══ Data excerpts
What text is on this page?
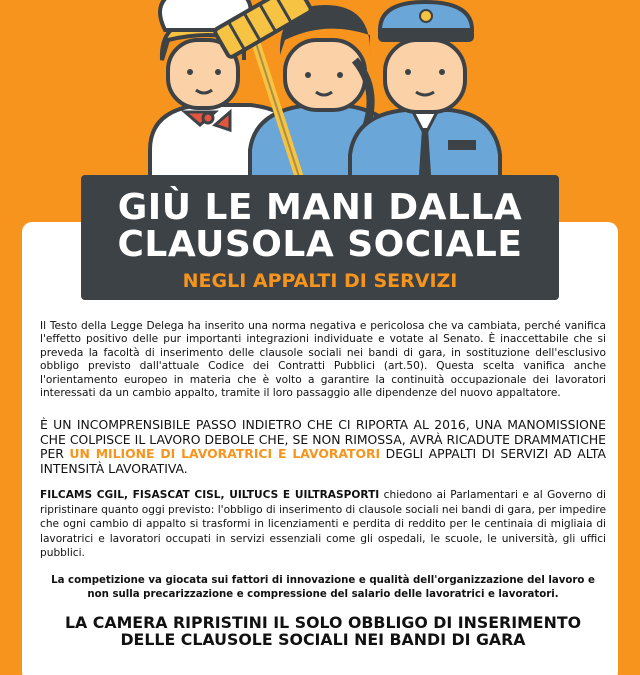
GIÙ LE MANI DALLA
CLAUSOLA SOCIALE
NEGLI APPALTI DI SERVIZI

Il Testo della Legge Delega ha inserito una norma negativa e pericolosa che va cambiata, perché vanifica l'effetto positivo delle pur importanti integrazioni individuate e votate al Senato. È inaccettabile che si preveda la facoltà di inserimento delle clausole sociali nei bandi di gara, in sostituzione dell'esclusivo obbligo previsto dall'attuale Codice dei Contratti Pubblici (art.50). Questa scelta vanifica anche l'orientamento europeo in materia che è volto a garantire la continuità occupazionale dei lavoratori interessati da un cambio appalto, tramite il loro passaggio alle dipendenze del nuovo appaltatore.

È UN INCOMPRENSIBILE PASSO INDIETRO CHE CI RIPORTA AL 2016, UNA MANOMISSIONE CHE COLPISCE IL LAVORO DEBOLE CHE, SE NON RIMOSSA, AVRÀ RICADUTE DRAMMATICHE PER UN MILIONE DI LAVORATRICI E LAVORATORI DEGLI APPALTI DI SERVIZI AD ALTA INTENSITÀ LAVORATIVA.

FILCAMS CGIL, FISASCAT CISL, UILTUCS E UILTRASPORTI chiedono ai Parlamentari e al Governo di ripristinare quanto oggi previsto: l'obbligo di inserimento di clausole sociali nei bandi di gara, per impedire che ogni cambio di appalto si trasformi in licenziamenti e perdita di reddito per le centinaia di migliaia di lavoratrici e lavoratori occupati in servizi essenziali come gli ospedali, le scuole, le università, gli uffici pubblici.

La competizione va giocata sui fattori di innovazione e qualità dell'organizzazione del lavoro e non sulla precarizzazione e compressione del salario delle lavoratrici e lavoratori.

LA CAMERA RIPRISTINI IL SOLO OBBLIGO DI INSERIMENTO DELLE CLAUSOLE SOCIALI NEI BANDI DI GARA
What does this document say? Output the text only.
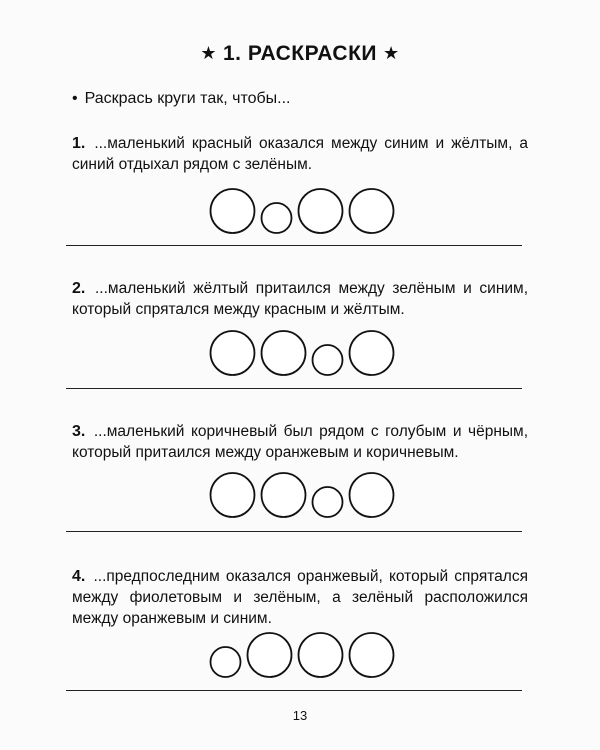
★ 1. РАСКРАСКИ ★
• Раскрась круги так, чтобы...

1. ...маленький красный оказался между синим и жёлтым, а синий отдыхал рядом с зелёным.

2. ...маленький жёлтый притаился между зелёным и синим, который спрятался между красным и жёлтым.

3. ...маленький коричневый был рядом с голубым и чёрным, который притаился между оранжевым и коричневым.

4. ...предпоследним оказался оранжевый, который спрятался между фиолетовым и зелёным, а зелёный расположился между оранжевым и синим.

13
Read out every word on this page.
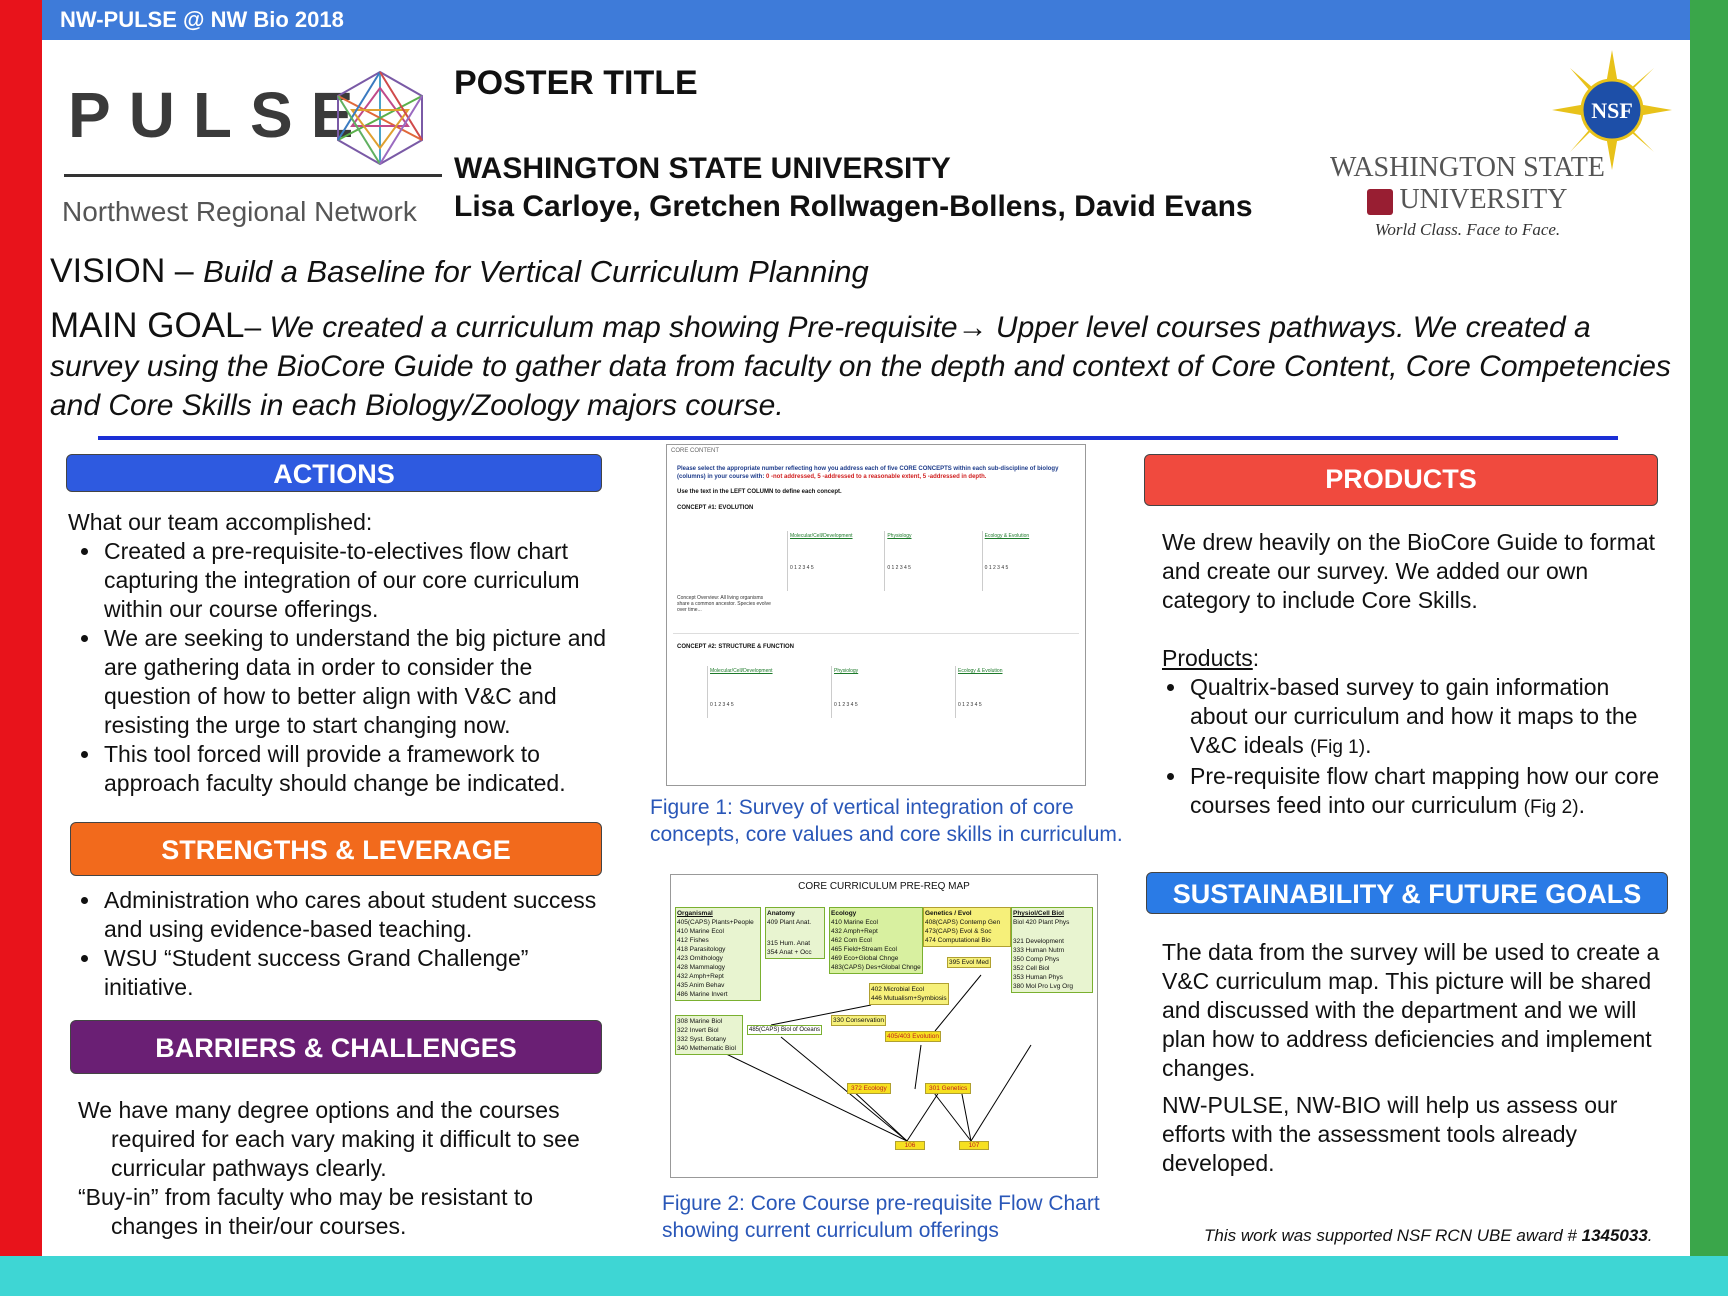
NW-PULSE @ NW Bio 2018
PULSE
Northwest Regional Network
POSTER TITLE
WASHINGTON STATE UNIVERSITY
Lisa Carloye, Gretchen Rollwagen-Bollens, David Evans
WASHINGTON STATE
UNIVERSITY
World Class. Face to Face.
NSF
VISION – Build a Baseline for Vertical Curriculum Planning
MAIN GOAL– We created a curriculum map showing Pre-requisite→ Upper level courses pathways. We created a survey using the BioCore Guide to gather data from faculty on the depth and context of Core Content, Core Competencies and Core Skills in each Biology/Zoology majors course.
ACTIONS
What our team accomplished:
• Created a pre-requisite-to-electives flow chart capturing the integration of our core curriculum within our course offerings.
• We are seeking to understand the big picture and are gathering data in order to consider the question of how to better align with V&C and resisting the urge to start changing now.
• This tool forced will provide a framework to approach faculty should change be indicated.
STRENGTHS & LEVERAGE
• Administration who cares about student success and using evidence-based teaching.
• WSU “Student success Grand Challenge” initiative.
BARRIERS & CHALLENGES
We have many degree options and the courses required for each vary making it difficult to see curricular pathways clearly.
“Buy-in” from faculty who may be resistant to changes in their/our courses.
CORE CONTENT
Please select the appropriate number reflecting how you address each of five CORE CONCEPTS within each sub-discipline of biology (columns) in your course with: 0 -not addressed, 5 -addressed to a reasonable extent, 5 -addressed in depth.
Use the text in the LEFT COLUMN to define each concept.
CONCEPT #1: EVOLUTION
Molecular/Cell/Development
0 1 2 3 4 5
Physiology
0 1 2 3 4 5
Ecology & Evolution
0 1 2 3 4 5
Concept Overview: All living organisms share a common ancestor. Species evolve over time...
CONCEPT #2: STRUCTURE & FUNCTION
Molecular/Cell/Development
0 1 2 3 4 5
Physiology
0 1 2 3 4 5
Ecology & Evolution
0 1 2 3 4 5
Figure 1: Survey of vertical integration of core concepts, core values and core skills in curriculum.
CORE CURRICULUM PRE-REQ MAP
Organismal
405(CAPS) Plants+People
410 Marine Ecol
412 Fishes
418 Parasitology
423 Ornithology
428 Mammalogy
432 Amph+Rept
435 Anim Behav
486 Marine Invert
Anatomy
409 Plant Anat.
315 Hum. Anat
354 Anat + Occ
Ecology
410 Marine Ecol
432 Amph+Rept
462 Com Ecol
465 Field+Stream Ecol
469 Eco+Global Chnge
483(CAPS) Des+Global Chnge
Genetics / Evol
408(CAPS) Contemp Gen
473(CAPS) Evol & Soc
474 Computational Bio
Physiol/Cell Biol
Biol 420 Plant Phys
321 Development
333 Human Nutrn
350 Comp Phys
352 Cell Biol
353 Human Phys
380 Mol Pro Lvg Org
308 Marine Biol
322 Invert Biol
332 Syst. Botany
340 Methematic Biol
485(CAPS) Biol of Oceans
330 Conservation
395 Evol Med
402 Microbial Ecol
446 Mutualism+Symbiosis
405/403 Evolution
372 Ecology	301 Genetics
106	107
Figure 2: Core Course pre-requisite Flow Chart showing current curriculum offerings
PRODUCTS
We drew heavily on the BioCore Guide to format and create our survey. We added our own category to include Core Skills.
Products:
• Qualtrix-based survey to gain information about our curriculum and how it maps to the V&C ideals (Fig 1).
• Pre-requisite flow chart mapping how our core courses feed into our curriculum (Fig 2).
SUSTAINABILITY & FUTURE GOALS
The data from the survey will be used to create a V&C curriculum map. This picture will be shared and discussed with the department and we will plan how to address deficiencies and implement changes.
NW-PULSE, NW-BIO will help us assess our efforts with the assessment tools already developed.
This work was supported NSF RCN UBE award # 1345033.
════
> [What is expected]:
Tell how many lines in the material contain the word "Marine". Only the number is wanted.

> [Solution]:
4